EXERCISE DIRECTIONS - Each line of the material must be repeated precisely, with the pictures left out.

[Some records]
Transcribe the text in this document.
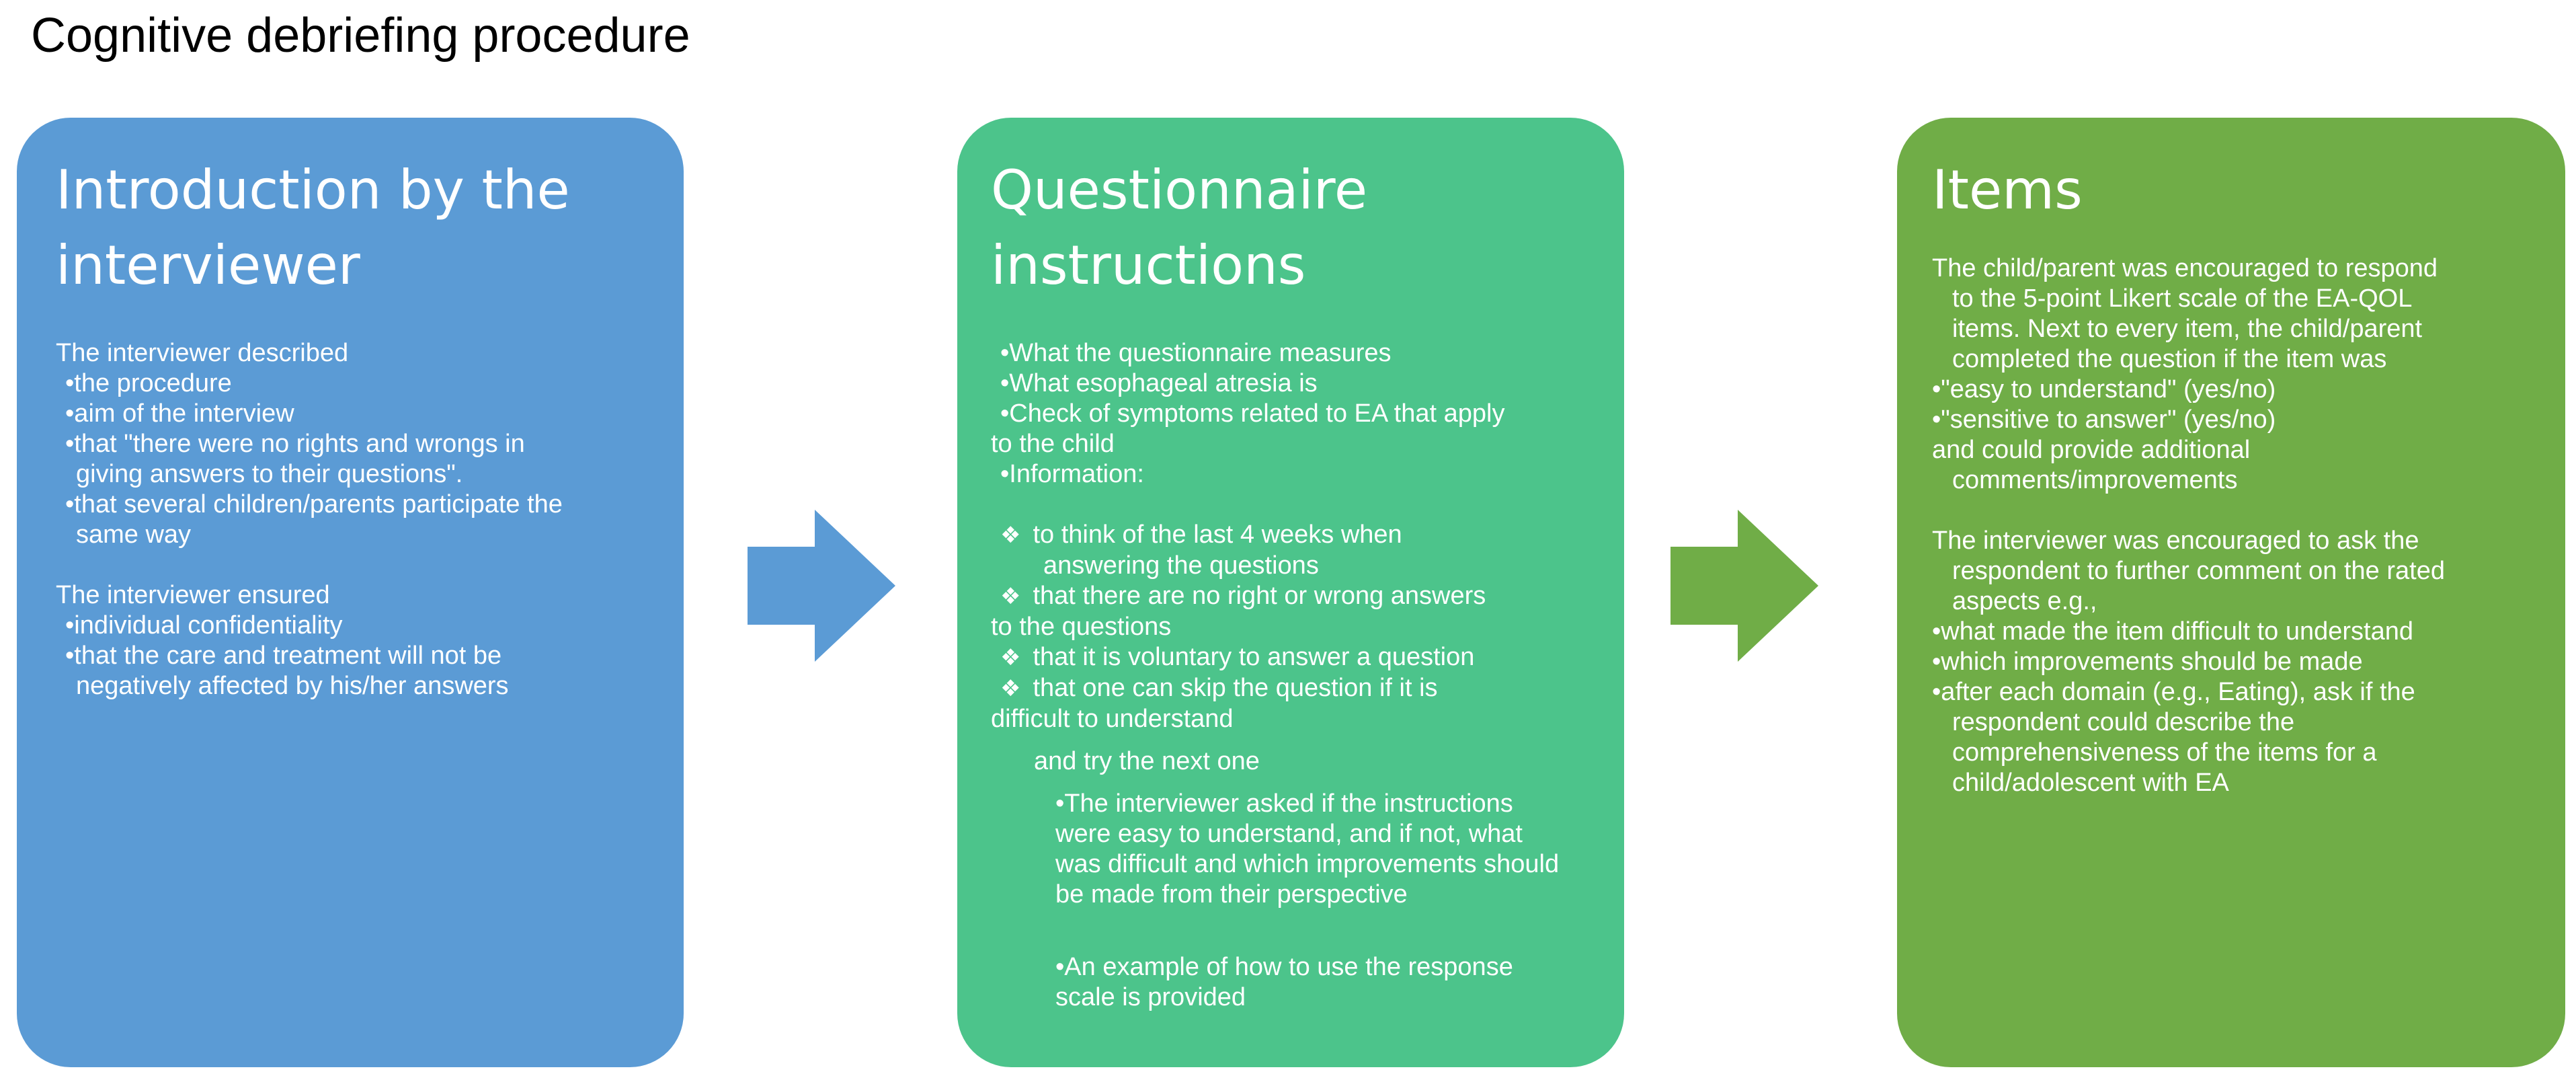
Cognitive debriefing procedure
Introduction by the
interviewer

The interviewer described

•the procedure

•aim of the interview

•that "there were no rights and wrongs in

giving answers to their questions".

•that several children/parents participate the

same way

The interviewer ensured

•individual confidentiality

•that the care and treatment will not be

negatively affected by his/her answers

Questionnaire
instructions

•What the questionnaire measures

•What esophageal atresia is

•Check of symptoms related to EA that apply

to the child

•Information:

❖ to think of the last 4 weeks when

answering the questions

❖ that there are no right or wrong answers

to the questions

❖ that it is voluntary to answer a question

❖ that one can skip the question if it is

difficult to understand

and try the next one

•The interviewer asked if the instructions

were easy to understand, and if not, what

was difficult and which improvements should

be made from their perspective

•An example of how to use the response

scale is provided

Items

The child/parent was encouraged to respond

to the 5-point Likert scale of the EA-QOL

items. Next to every item, the child/parent

completed the question if the item was

•"easy to understand" (yes/no)

•"sensitive to answer" (yes/no)

and could provide additional

comments/improvements

The interviewer was encouraged to ask the

respondent to further comment on the rated

aspects e.g.,

•what made the item difficult to understand

•which improvements should be made

•after each domain (e.g., Eating), ask if the

respondent could describe the

comprehensiveness of the items for a

child/adolescent with EA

SOLUTION TO THIS PROBLEM -
Transcribe the text in this document.
Cognitive debriefing procedure
Introduction by the
interviewer

The interviewer described

•the procedure

•aim of the interview

•that "there were no rights and wrongs in

giving answers to their questions".

•that several children/parents participate the

same way

The interviewer ensured

•individual confidentiality

•that the care and treatment will not be

negatively affected by his/her answers

Questionnaire
instructions

•What the questionnaire measures

•What esophageal atresia is

•Check of symptoms related to EA that apply

to the child

•Information:

❖ to think of the last 4 weeks when

answering the questions

❖ that there are no right or wrong answers

to the questions

❖ that it is voluntary to answer a question

❖ that one can skip the question if it is

difficult to understand

and try the next one

•The interviewer asked if the instructions

were easy to understand, and if not, what

was difficult and which improvements should

be made from their perspective

•An example of how to use the response

scale is provided

Items

The child/parent was encouraged to respond

to the 5-point Likert scale of the EA-QOL

items. Next to every item, the child/parent

completed the question if the item was

•"easy to understand" (yes/no)

•"sensitive to answer" (yes/no)

and could provide additional

comments/improvements

The interviewer was encouraged to ask the

respondent to further comment on the rated

aspects e.g.,

•what made the item difficult to understand

•which improvements should be made

•after each domain (e.g., Eating), ask if the

respondent could describe the

comprehensiveness of the items for a

child/adolescent with EA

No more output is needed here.